What you need to do =>
With the pictures omitted, write out the entries that follow exactly as they stand.

——

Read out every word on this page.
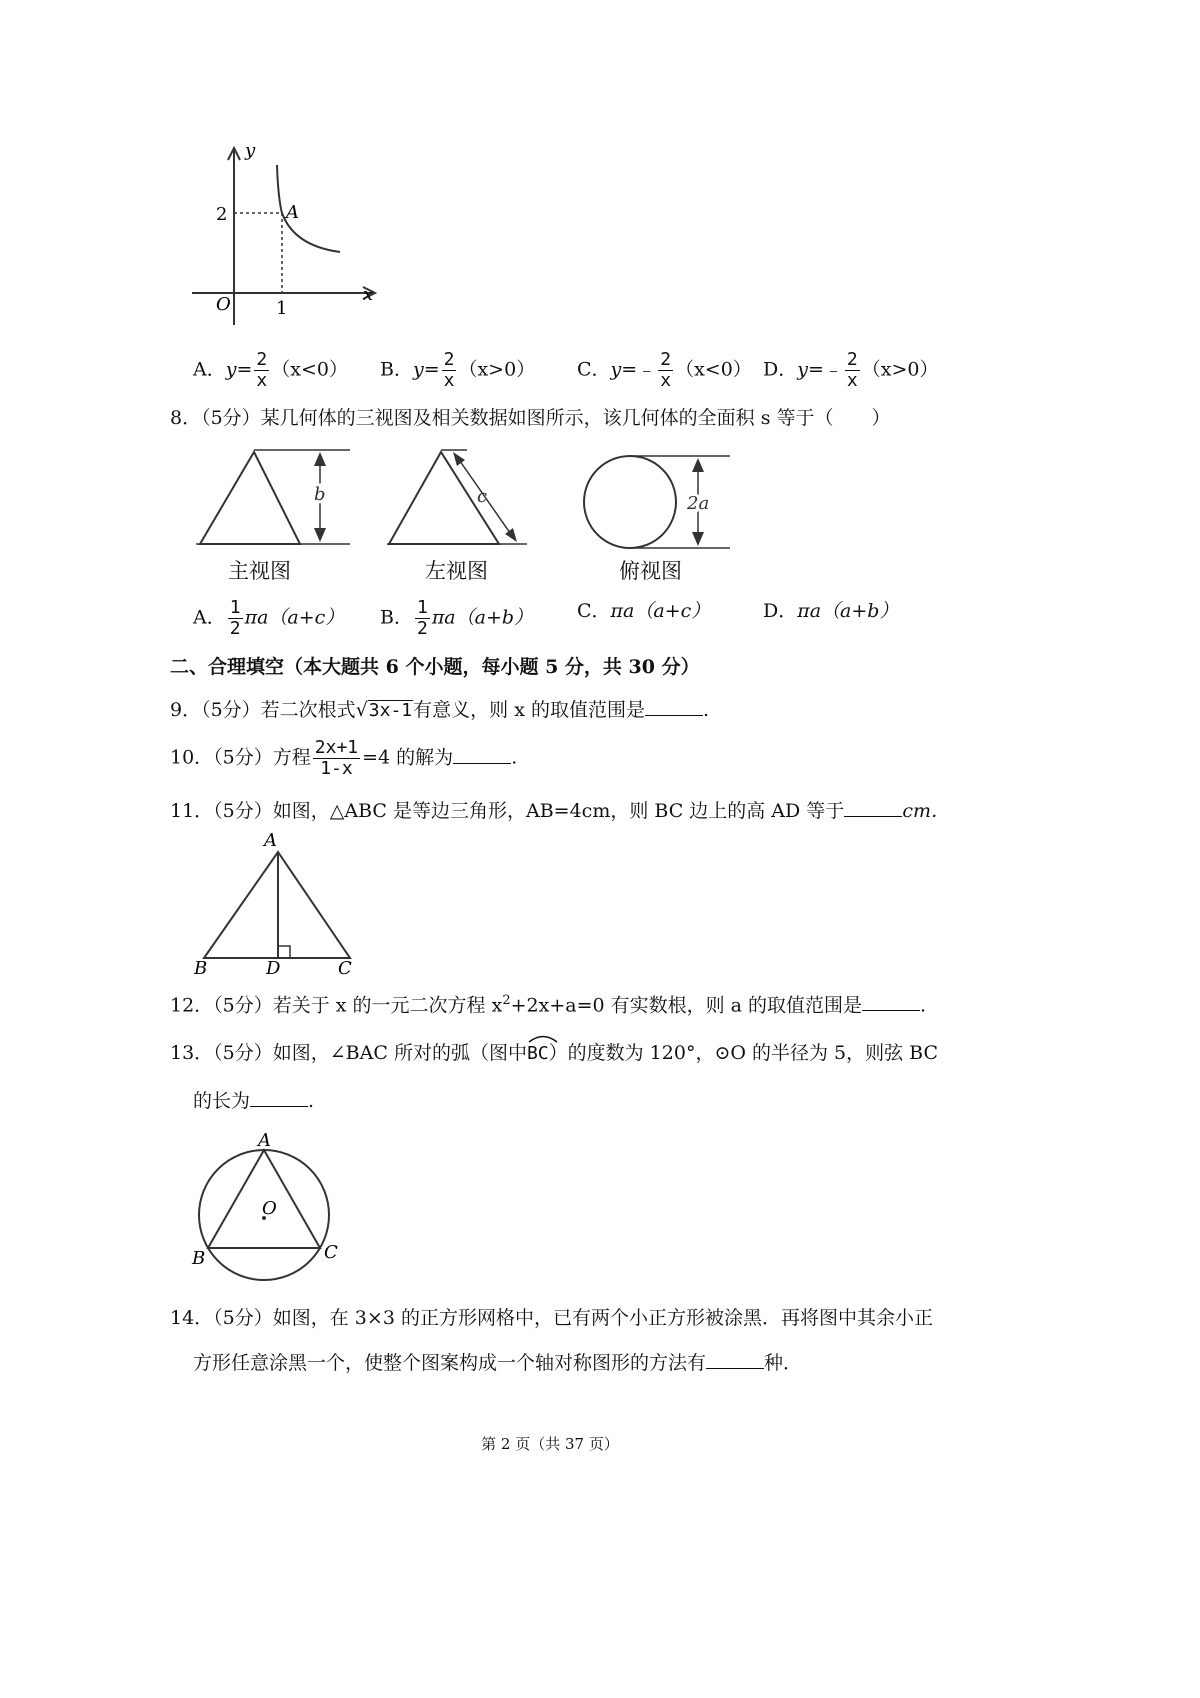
y
x
O
2
1
A
A．$y= \frac{2}{x} (x<0)$ B．$y= \frac{2}{x} (x>0)$ C．y=﹣ $\frac{2}{x} (x<0)$ D．y=﹣ $\frac{2}{x} (x>0)$
8．（5分）某几何体的三视图及相关数据如图所示，该几何体的全面积 s 等于（　　）
b
主视图
c
左视图
2a
俯视图
A． $\frac{1}{2} \pi a(a+c)$ B． $\frac{1}{2} \pi a(a+b)$ C．πa（a+c）	D．πa（a+b）
二、合理填空（本大题共 6 个小题，每小题 5 分，共 30 分）
9．（5分）若二次根式√3x-1有意义，则 x 的取值范围是	.
10．（5分）方程 $\frac{2x+1}{1-x} =4$ 的解为	.
11．（5分）如图，△ABC 是等边三角形，AB=4cm，则 BC 边上的高 AD 等于	cm．
A
B	D	C
12．（5分）若关于 x 的一元二次方程 $x^2+2x+a=0$ 有实数根，则 a 的取值范围是	.
13．（5分）如图，∠BAC 所对的弧（图中
BC）的度数为 120°，⊙O 的半径为 5，则弦 BC
的长为	.
A
B	C
O
14．（5分）如图，在 3×3 的正方形网格中，已有两个小正方形被涂黑．再将图中其余小正
方形任意涂黑一个，使整个图案构成一个轴对称图形的方法有	种．
第 2 页（共 37 页）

——

Solution to this task =>
Read out every word on this page.
y
x
O
2
1
A
A．$y= \frac{2}{x} (x<0)$ B．$y= \frac{2}{x} (x>0)$ C．y=﹣ $\frac{2}{x} (x<0)$ D．y=﹣ $\frac{2}{x} (x>0)$
8．（5分）某几何体的三视图及相关数据如图所示，该几何体的全面积 s 等于（　　）
b
主视图
c
左视图
2a
俯视图
A． $\frac{1}{2} \pi a(a+c)$ B． $\frac{1}{2} \pi a(a+b)$ C．πa（a+c）	D．πa（a+b）
二、合理填空（本大题共 6 个小题，每小题 5 分，共 30 分）
9．（5分）若二次根式√3x-1有意义，则 x 的取值范围是	.
10．（5分）方程 $\frac{2x+1}{1-x} =4$ 的解为	.
11．（5分）如图，△ABC 是等边三角形，AB=4cm，则 BC 边上的高 AD 等于	cm．
A
B	D	C
12．（5分）若关于 x 的一元二次方程 $x^2+2x+a=0$ 有实数根，则 a 的取值范围是	.
13．（5分）如图，∠BAC 所对的弧（图中
BC）的度数为 120°，⊙O 的半径为 5，则弦 BC
的长为	.
A
B	C
O
14．（5分）如图，在 3×3 的正方形网格中，已有两个小正方形被涂黑．再将图中其余小正
方形任意涂黑一个，使整个图案构成一个轴对称图形的方法有	种．
第 2 页（共 37 页）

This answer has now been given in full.